• _GOAL_
Write out every record below exactly as it appears.

• _EXERCISE MATERIALS_
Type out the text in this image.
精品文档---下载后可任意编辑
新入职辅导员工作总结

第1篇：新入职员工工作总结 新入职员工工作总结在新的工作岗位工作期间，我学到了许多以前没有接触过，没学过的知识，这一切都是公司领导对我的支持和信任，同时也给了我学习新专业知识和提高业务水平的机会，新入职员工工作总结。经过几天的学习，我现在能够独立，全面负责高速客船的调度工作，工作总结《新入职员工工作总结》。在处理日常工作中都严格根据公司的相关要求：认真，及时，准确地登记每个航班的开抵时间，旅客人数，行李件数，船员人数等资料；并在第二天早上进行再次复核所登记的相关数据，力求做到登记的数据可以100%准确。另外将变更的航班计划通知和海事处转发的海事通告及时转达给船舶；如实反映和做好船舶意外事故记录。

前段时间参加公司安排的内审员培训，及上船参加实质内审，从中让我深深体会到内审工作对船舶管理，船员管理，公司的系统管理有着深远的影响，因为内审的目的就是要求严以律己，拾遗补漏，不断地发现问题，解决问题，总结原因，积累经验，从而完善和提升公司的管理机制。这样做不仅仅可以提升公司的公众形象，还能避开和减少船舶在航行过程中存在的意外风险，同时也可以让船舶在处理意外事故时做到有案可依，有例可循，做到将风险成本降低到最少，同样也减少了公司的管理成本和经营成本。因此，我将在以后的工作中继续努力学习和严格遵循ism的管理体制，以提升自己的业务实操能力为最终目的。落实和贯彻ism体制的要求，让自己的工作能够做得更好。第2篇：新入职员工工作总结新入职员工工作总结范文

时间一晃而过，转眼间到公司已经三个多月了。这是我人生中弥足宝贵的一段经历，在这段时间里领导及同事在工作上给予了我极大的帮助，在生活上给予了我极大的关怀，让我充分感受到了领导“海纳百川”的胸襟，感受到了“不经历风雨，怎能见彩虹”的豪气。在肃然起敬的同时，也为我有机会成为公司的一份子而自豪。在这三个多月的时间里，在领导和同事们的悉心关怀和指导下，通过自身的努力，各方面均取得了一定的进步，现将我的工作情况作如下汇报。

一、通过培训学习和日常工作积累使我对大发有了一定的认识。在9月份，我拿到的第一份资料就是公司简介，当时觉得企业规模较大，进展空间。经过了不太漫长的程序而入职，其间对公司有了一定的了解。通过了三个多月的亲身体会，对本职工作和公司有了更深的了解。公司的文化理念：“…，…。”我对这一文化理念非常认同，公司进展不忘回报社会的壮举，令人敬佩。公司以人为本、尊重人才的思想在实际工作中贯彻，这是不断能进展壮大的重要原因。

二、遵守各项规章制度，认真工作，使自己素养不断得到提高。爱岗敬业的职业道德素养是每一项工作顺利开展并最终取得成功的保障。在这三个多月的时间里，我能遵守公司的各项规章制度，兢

• _SOLUTION TO THE EXERCISE_
Type out the text in this image.
精品文档---下载后可任意编辑
新入职辅导员工作总结

第1篇：新入职员工工作总结 新入职员工工作总结在新的工作岗位工作期间，我学到了许多以前没有接触过，没学过的知识，这一切都是公司领导对我的支持和信任，同时也给了我学习新专业知识和提高业务水平的机会，新入职员工工作总结。经过几天的学习，我现在能够独立，全面负责高速客船的调度工作，工作总结《新入职员工工作总结》。在处理日常工作中都严格根据公司的相关要求：认真，及时，准确地登记每个航班的开抵时间，旅客人数，行李件数，船员人数等资料；并在第二天早上进行再次复核所登记的相关数据，力求做到登记的数据可以100%准确。另外将变更的航班计划通知和海事处转发的海事通告及时转达给船舶；如实反映和做好船舶意外事故记录。

前段时间参加公司安排的内审员培训，及上船参加实质内审，从中让我深深体会到内审工作对船舶管理，船员管理，公司的系统管理有着深远的影响，因为内审的目的就是要求严以律己，拾遗补漏，不断地发现问题，解决问题，总结原因，积累经验，从而完善和提升公司的管理机制。这样做不仅仅可以提升公司的公众形象，还能避开和减少船舶在航行过程中存在的意外风险，同时也可以让船舶在处理意外事故时做到有案可依，有例可循，做到将风险成本降低到最少，同样也减少了公司的管理成本和经营成本。因此，我将在以后的工作中继续努力学习和严格遵循ism的管理体制，以提升自己的业务实操能力为最终目的。落实和贯彻ism体制的要求，让自己的工作能够做得更好。第2篇：新入职员工工作总结新入职员工工作总结范文

时间一晃而过，转眼间到公司已经三个多月了。这是我人生中弥足宝贵的一段经历，在这段时间里领导及同事在工作上给予了我极大的帮助，在生活上给予了我极大的关怀，让我充分感受到了领导“海纳百川”的胸襟，感受到了“不经历风雨，怎能见彩虹”的豪气。在肃然起敬的同时，也为我有机会成为公司的一份子而自豪。在这三个多月的时间里，在领导和同事们的悉心关怀和指导下，通过自身的努力，各方面均取得了一定的进步，现将我的工作情况作如下汇报。

一、通过培训学习和日常工作积累使我对大发有了一定的认识。在9月份，我拿到的第一份资料就是公司简介，当时觉得企业规模较大，进展空间。经过了不太漫长的程序而入职，其间对公司有了一定的了解。通过了三个多月的亲身体会，对本职工作和公司有了更深的了解。公司的文化理念：“…，…。”我对这一文化理念非常认同，公司进展不忘回报社会的壮举，令人敬佩。公司以人为本、尊重人才的思想在实际工作中贯彻，这是不断能进展壮大的重要原因。

二、遵守各项规章制度，认真工作，使自己素养不断得到提高。爱岗敬业的职业道德素养是每一项工作顺利开展并最终取得成功的保障。在这三个多月的时间里，我能遵守公司的各项规章制度，兢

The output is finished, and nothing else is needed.